▶ **AIM**:
Reply with one number: the count of lines in the listing that contain the string "circle".

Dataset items
'''

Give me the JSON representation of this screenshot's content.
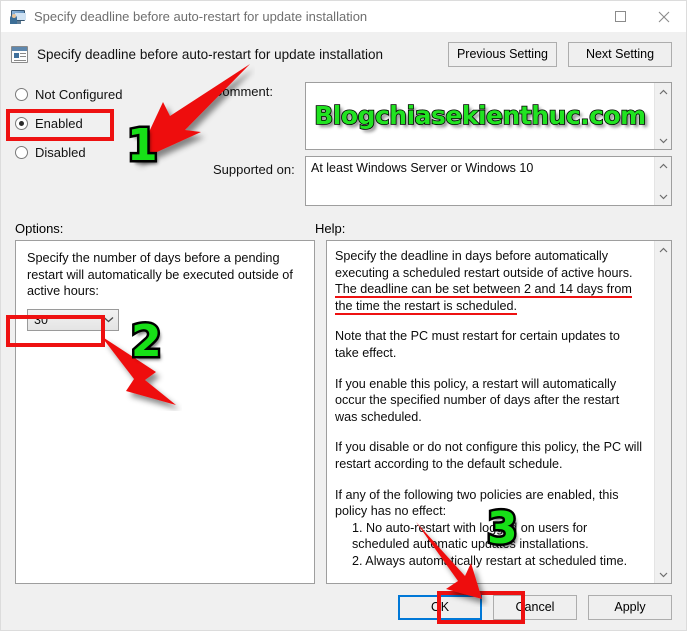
{
  "window": {
    "title": "Specify deadline before auto-restart for update installation",
    "titlebar_icon": "policy-monitor-user-icon",
    "buttons": {
      "maximize": "maximize-icon",
      "close": "close-icon"
    }
  },
  "header": {
    "policy_icon": "group-policy-setting-icon",
    "policy_title": "Specify deadline before auto-restart for update installation",
    "previous_setting": "Previous Setting",
    "next_setting": "Next Setting"
  },
  "state_options": [
    {
      "label": "Not Configured",
      "checked": false
    },
    {
      "label": "Enabled",
      "checked": true
    },
    {
      "label": "Disabled",
      "checked": false
    }
  ],
  "fields": {
    "comment_label": "Comment:",
    "comment_value": "",
    "comment_watermark": "Blogchiasekienthuc.com",
    "supported_label": "Supported on:",
    "supported_value": "At least Windows Server or Windows 10"
  },
  "sections": {
    "options_label": "Options:",
    "help_label": "Help:"
  },
  "options": {
    "prompt": "Specify the number of days before a pending restart will automatically be executed outside of active hours:",
    "days_value": "30",
    "days_chevron": "chevron-down-icon"
  },
  "help": {
    "para1_a": "Specify the deadline in days before automatically executing a scheduled restart outside of active hours. ",
    "para1_highlight": "The deadline can be set between 2 and 14 days from the time the restart is scheduled.",
    "para2": "Note that the PC must restart for certain updates to take effect.",
    "para3": "If you enable this policy, a restart will automatically occur the specified number of days after the restart was scheduled.",
    "para4": "If you disable or do not configure this policy, the PC will restart according to the default schedule.",
    "para5": "If any of the following two policies are enabled, this policy has no effect:",
    "item1": "1. No auto-restart with logged on users for scheduled automatic updates installations.",
    "item2": "2. Always automatically restart at scheduled time."
  },
  "footer": {
    "ok": "OK",
    "cancel": "Cancel",
    "apply": "Apply"
  },
  "annotations": {
    "step1": "1",
    "step2": "2",
    "step3": "3",
    "highlight_color": "#ee1111",
    "number_color": "#17e017"
  },
  "scrollbar": {
    "up_arrow": "chevron-up-icon",
    "down_arrow": "chevron-down-icon"
  }
}
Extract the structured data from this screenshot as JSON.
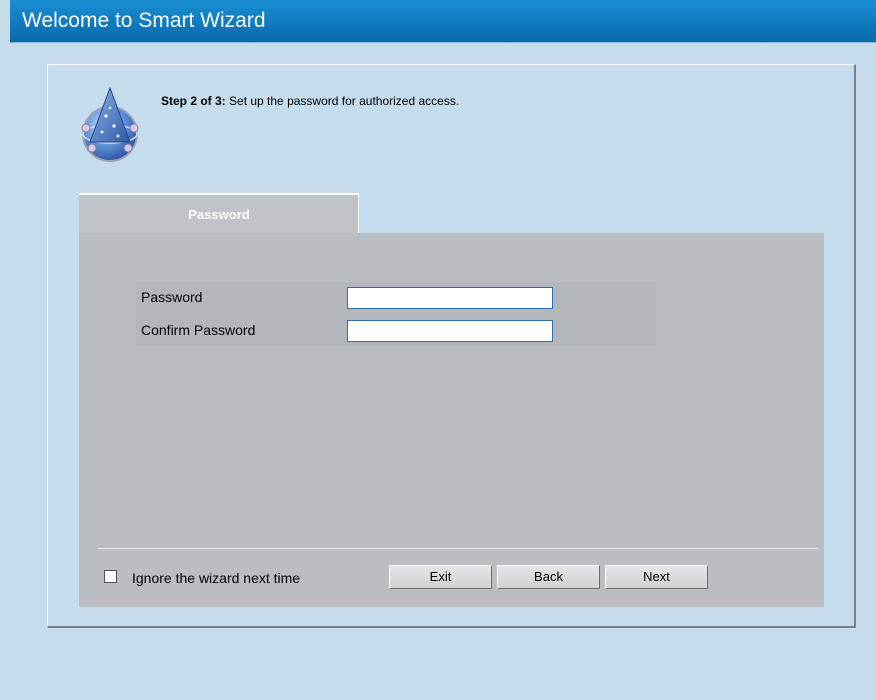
{
  "window": {
    "title": "Welcome to Smart Wizard"
  },
  "step": {
    "prefix": "Step 2 of 3:",
    "description": " Set up the password for authorized access."
  },
  "tab": {
    "label": "Password"
  },
  "form": {
    "password_label": "Password",
    "password_value": "",
    "confirm_label": "Confirm Password",
    "confirm_value": ""
  },
  "footer": {
    "ignore_checkbox_checked": false,
    "ignore_label": "Ignore the wizard next time",
    "exit_label": "Exit",
    "back_label": "Back",
    "next_label": "Next"
  },
  "colors": {
    "title_bar": "#0f78bd",
    "background": "#c5dcec",
    "content_panel": "#babdc1",
    "tab": "#c0c4c8"
  },
  "icons": {
    "wizard": "wizard-hat-icon"
  }
}
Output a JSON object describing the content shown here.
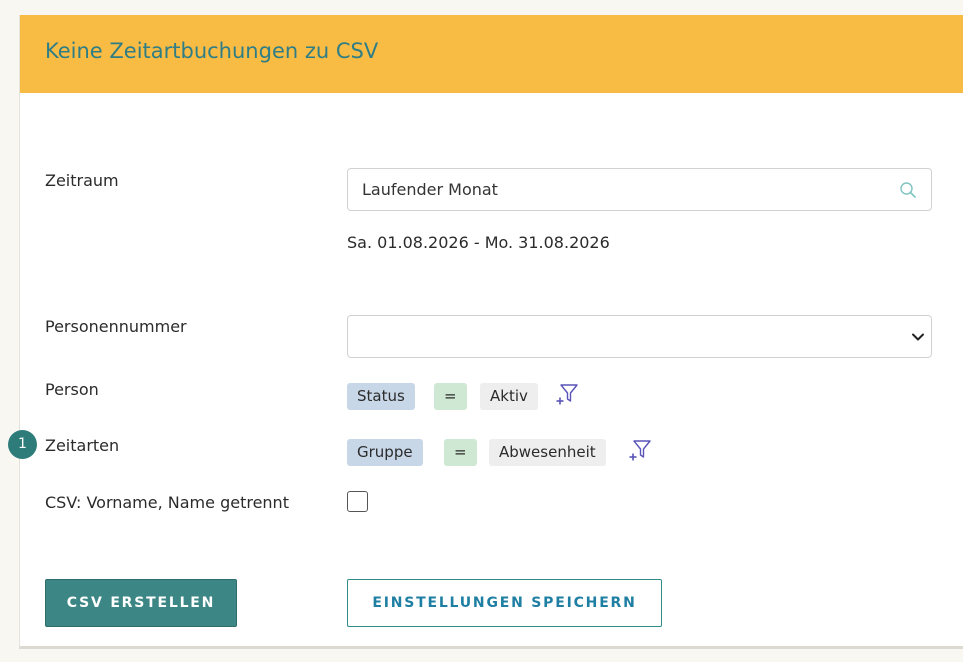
{
  "header": {
    "title": "Keine Zeitartbuchungen zu CSV"
  },
  "form": {
    "zeitraum": {
      "label": "Zeitraum",
      "value": "Laufender Monat",
      "range": "Sa. 01.08.2026 - Mo. 31.08.2026"
    },
    "personennummer": {
      "label": "Personennummer",
      "value": ""
    },
    "person": {
      "label": "Person",
      "filter": {
        "field": "Status",
        "operator": "=",
        "value": "Aktiv"
      }
    },
    "zeitarten": {
      "label": "Zeitarten",
      "step": "1",
      "filter": {
        "field": "Gruppe",
        "operator": "=",
        "value": "Abwesenheit"
      }
    },
    "csv_split": {
      "label": "CSV: Vorname, Name getrennt",
      "checked": false
    }
  },
  "actions": {
    "create_csv": "CSV ERSTELLEN",
    "save_settings": "EINSTELLUNGEN SPEICHERN"
  },
  "colors": {
    "header_bg": "#f8bb43",
    "title": "#2f7e86",
    "primary_button": "#3c8785",
    "secondary_button_text": "#1f7fa3",
    "step_badge": "#2e7c7a",
    "chip_field": "#c8d7e8",
    "chip_operator": "#cfe8d3",
    "chip_value": "#eeeeee",
    "filter_icon": "#5a54b8"
  }
}
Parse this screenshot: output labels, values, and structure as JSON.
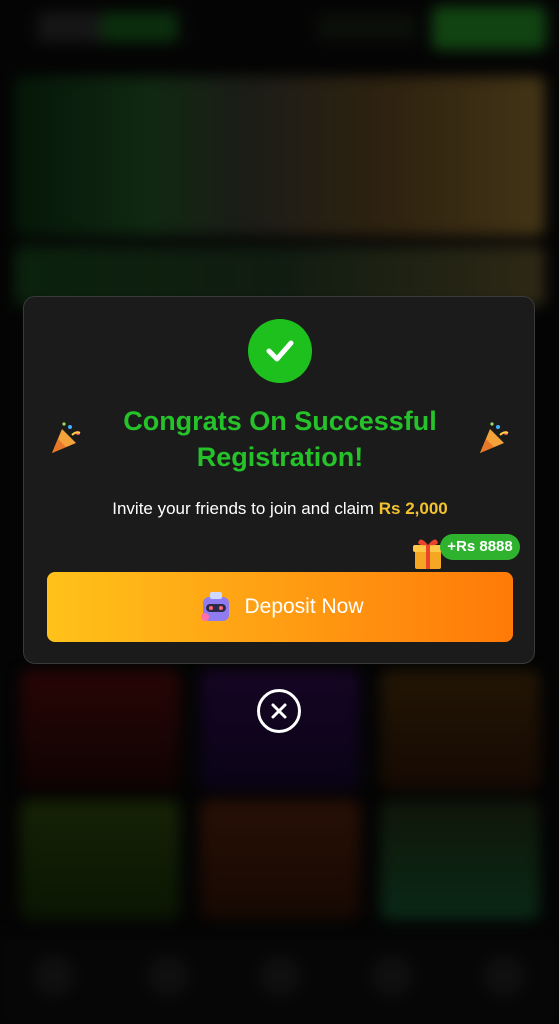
{
  "modal": {
    "title": "Congrats On Successful Registration!",
    "invite_text": "Invite your friends to join and claim",
    "invite_amount": "Rs 2,000",
    "bonus_badge": "+Rs 8888",
    "deposit_label": "Deposit Now"
  },
  "icons": {
    "success": "check-circle-icon",
    "left_decor": "party-popper-icon",
    "right_decor": "party-popper-icon",
    "gift": "gift-box-icon",
    "deposit": "robot-wallet-icon",
    "close": "close-circle-icon"
  },
  "colors": {
    "title": "#25c22a",
    "accent_gold": "#f2c230",
    "button_start": "#ffc21a",
    "button_end": "#ff7a08",
    "badge": "#2fb32f",
    "modal_bg": "#1b1b1b"
  }
}
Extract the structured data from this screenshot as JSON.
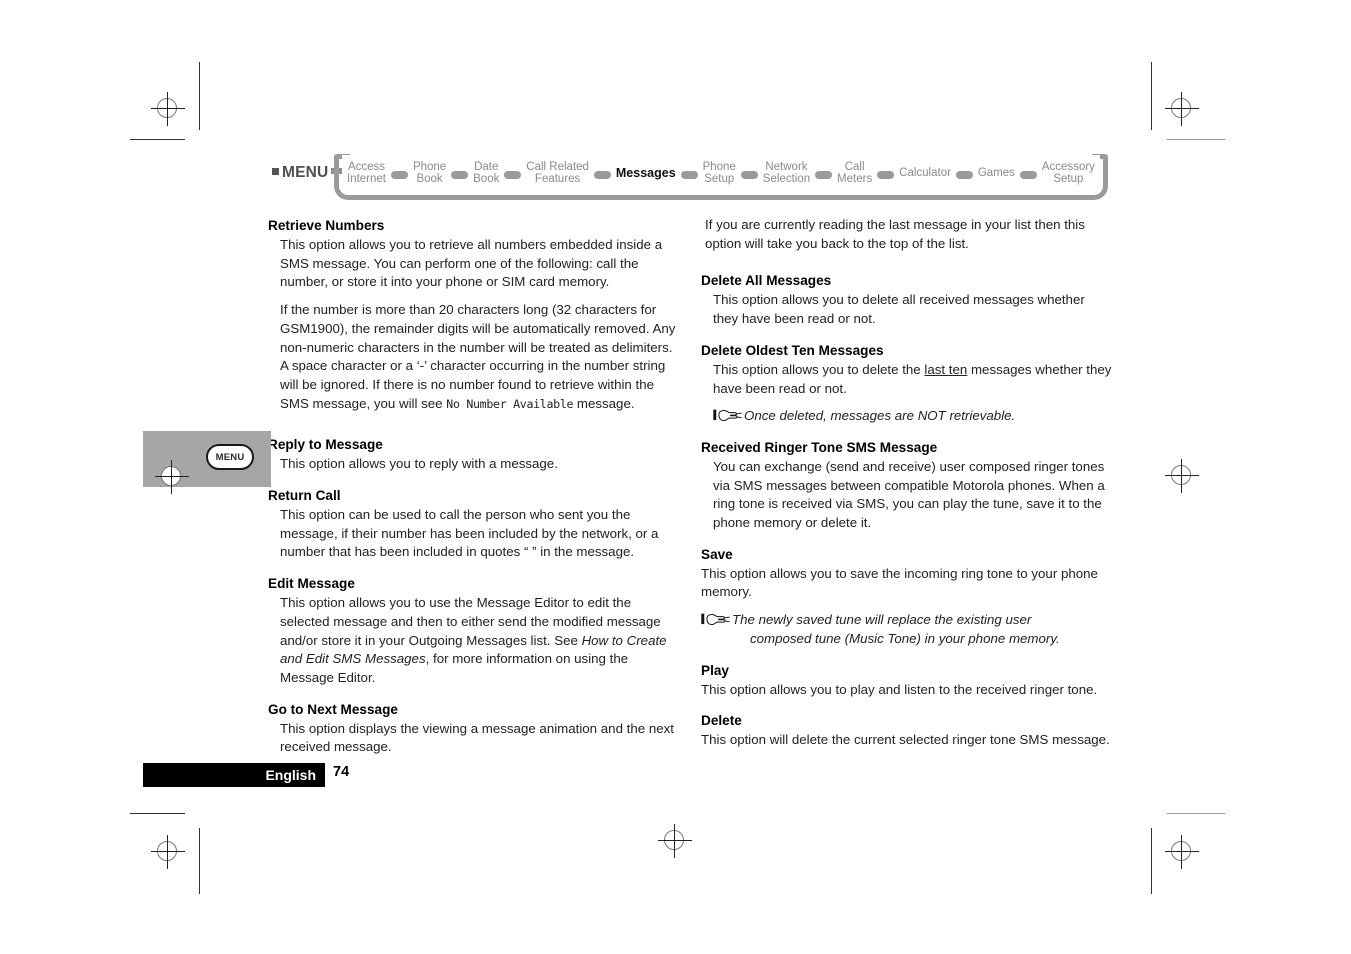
{
  "breadcrumb": {
    "menu_label": "MENU",
    "items": [
      {
        "label": "Access\nInternet",
        "current": false
      },
      {
        "label": "Phone\nBook",
        "current": false
      },
      {
        "label": "Date\nBook",
        "current": false
      },
      {
        "label": "Call Related\nFeatures",
        "current": false
      },
      {
        "label": "Messages",
        "current": true
      },
      {
        "label": "Phone\nSetup",
        "current": false
      },
      {
        "label": "Network\nSelection",
        "current": false
      },
      {
        "label": "Call\nMeters",
        "current": false
      },
      {
        "label": "Calculator",
        "current": false
      },
      {
        "label": "Games",
        "current": false
      },
      {
        "label": "Accessory\nSetup",
        "current": false
      }
    ]
  },
  "callout": {
    "key_label": "MENU"
  },
  "left_column": {
    "s1_heading": "Retrieve Numbers",
    "s1_p1": "This option allows you to retrieve all numbers embedded inside a SMS message. You can perform one of the following: call the number, or store it into your phone or SIM card memory.",
    "s1_p2_a": "If the number is more than 20 characters long (32 characters for GSM1900), the remainder digits will be automatically removed. Any non-numeric characters in the number will be treated as delimiters. A space character or a ‘-’ character occurring in the number string will be ignored. If there is no number found to retrieve within the SMS message, you will see ",
    "s1_p2_mono": "No Number Available",
    "s1_p2_b": " message.",
    "s2_heading": "Reply to Message",
    "s2_p1": "This option allows you to reply with a message.",
    "s3_heading": "Return Call",
    "s3_p1": "This option can be used to call the person who sent you the message, if their number has been included by the network, or a number that has been included in quotes “ ” in the message.",
    "s4_heading": "Edit Message",
    "s4_p1_a": "This option allows you to use the Message Editor to edit the selected message and then to either send the modified message and/or store it in your Outgoing Messages list. See ",
    "s4_p1_ital": "How to Create and Edit SMS Messages",
    "s4_p1_b": ", for more information on using the Message Editor.",
    "s5_heading": "Go to Next Message",
    "s5_p1": "This option displays the viewing a message animation and the next received message."
  },
  "right_column": {
    "r0_p1": "If you are currently reading the last message in your list then this option will take you back to the top of the list.",
    "r1_heading": "Delete All Messages",
    "r1_p1": "This option allows you to delete all received messages whether they have been read or not.",
    "r2_heading": "Delete Oldest Ten Messages",
    "r2_p1_a": "This option allows you to delete the ",
    "r2_p1_uline": "last ten",
    "r2_p1_b": " messages whether they have been read or not.",
    "r2_note": "Once deleted, messages are NOT retrievable.",
    "r3_heading": "Received Ringer Tone SMS Message",
    "r3_p1": "You can exchange (send and receive) user composed ringer tones via SMS messages between compatible Motorola phones. When a ring tone is received via SMS, you can play the tune, save it to the phone memory or delete it.",
    "r4_heading": "Save",
    "r4_p1": "This option allows you to save the incoming ring tone to your phone memory.",
    "r4_note_l1": "The newly saved tune will replace the existing user",
    "r4_note_l2": "composed tune (Music Tone) in your phone memory.",
    "r5_heading": "Play",
    "r5_p1": "This option allows you to play and listen to the received ringer tone.",
    "r6_heading": "Delete",
    "r6_p1": "This option will delete the current selected ringer tone SMS message."
  },
  "footer": {
    "language": "English",
    "page_number": "74"
  }
}
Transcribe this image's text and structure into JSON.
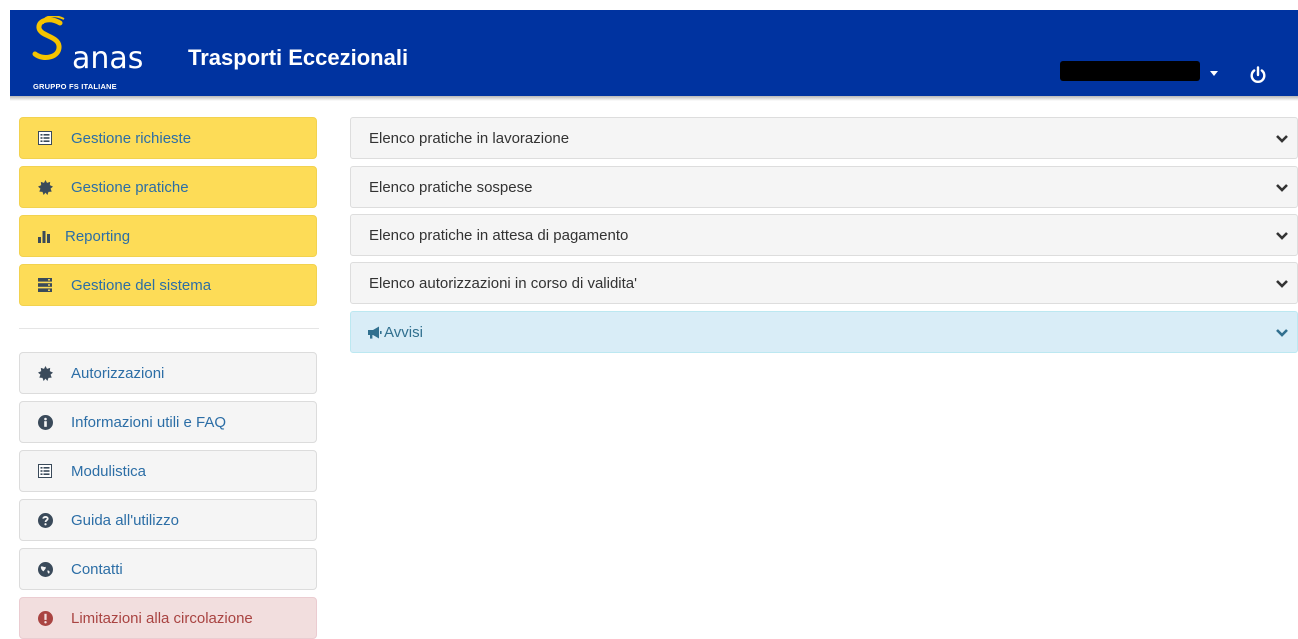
{
  "header": {
    "logo_text": "anas",
    "logo_subtext": "GRUPPO FS ITALIANE",
    "title": "Trasporti Eccezionali",
    "user_name": "",
    "user_menu_icon": "caret-down-icon",
    "power_icon": "power-icon",
    "brand_color": "#0033a0",
    "logo_color": "#f5c400"
  },
  "sidebar": {
    "primary_items": [
      {
        "label": "Gestione richieste",
        "icon": "list-icon"
      },
      {
        "label": "Gestione pratiche",
        "icon": "certificate-icon"
      },
      {
        "label": "Reporting",
        "icon": "bar-chart-icon"
      },
      {
        "label": "Gestione del sistema",
        "icon": "server-icon"
      }
    ],
    "secondary_items": [
      {
        "label": "Autorizzazioni",
        "icon": "certificate-icon"
      },
      {
        "label": "Informazioni utili e FAQ",
        "icon": "info-circle-icon"
      },
      {
        "label": "Modulistica",
        "icon": "list-icon"
      },
      {
        "label": "Guida all'utilizzo",
        "icon": "question-circle-icon"
      },
      {
        "label": "Contatti",
        "icon": "globe-icon"
      },
      {
        "label": "Limitazioni alla circolazione",
        "icon": "exclamation-circle-icon"
      }
    ]
  },
  "main": {
    "panels": [
      {
        "title": "Elenco pratiche in lavorazione"
      },
      {
        "title": "Elenco pratiche sospese"
      },
      {
        "title": "Elenco pratiche in attesa di pagamento"
      },
      {
        "title": "Elenco autorizzazioni in corso di validita'"
      },
      {
        "title": "Avvisi",
        "icon": "bullhorn-icon"
      }
    ]
  }
}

'''

▶ **CORRECT ANSWER**:
5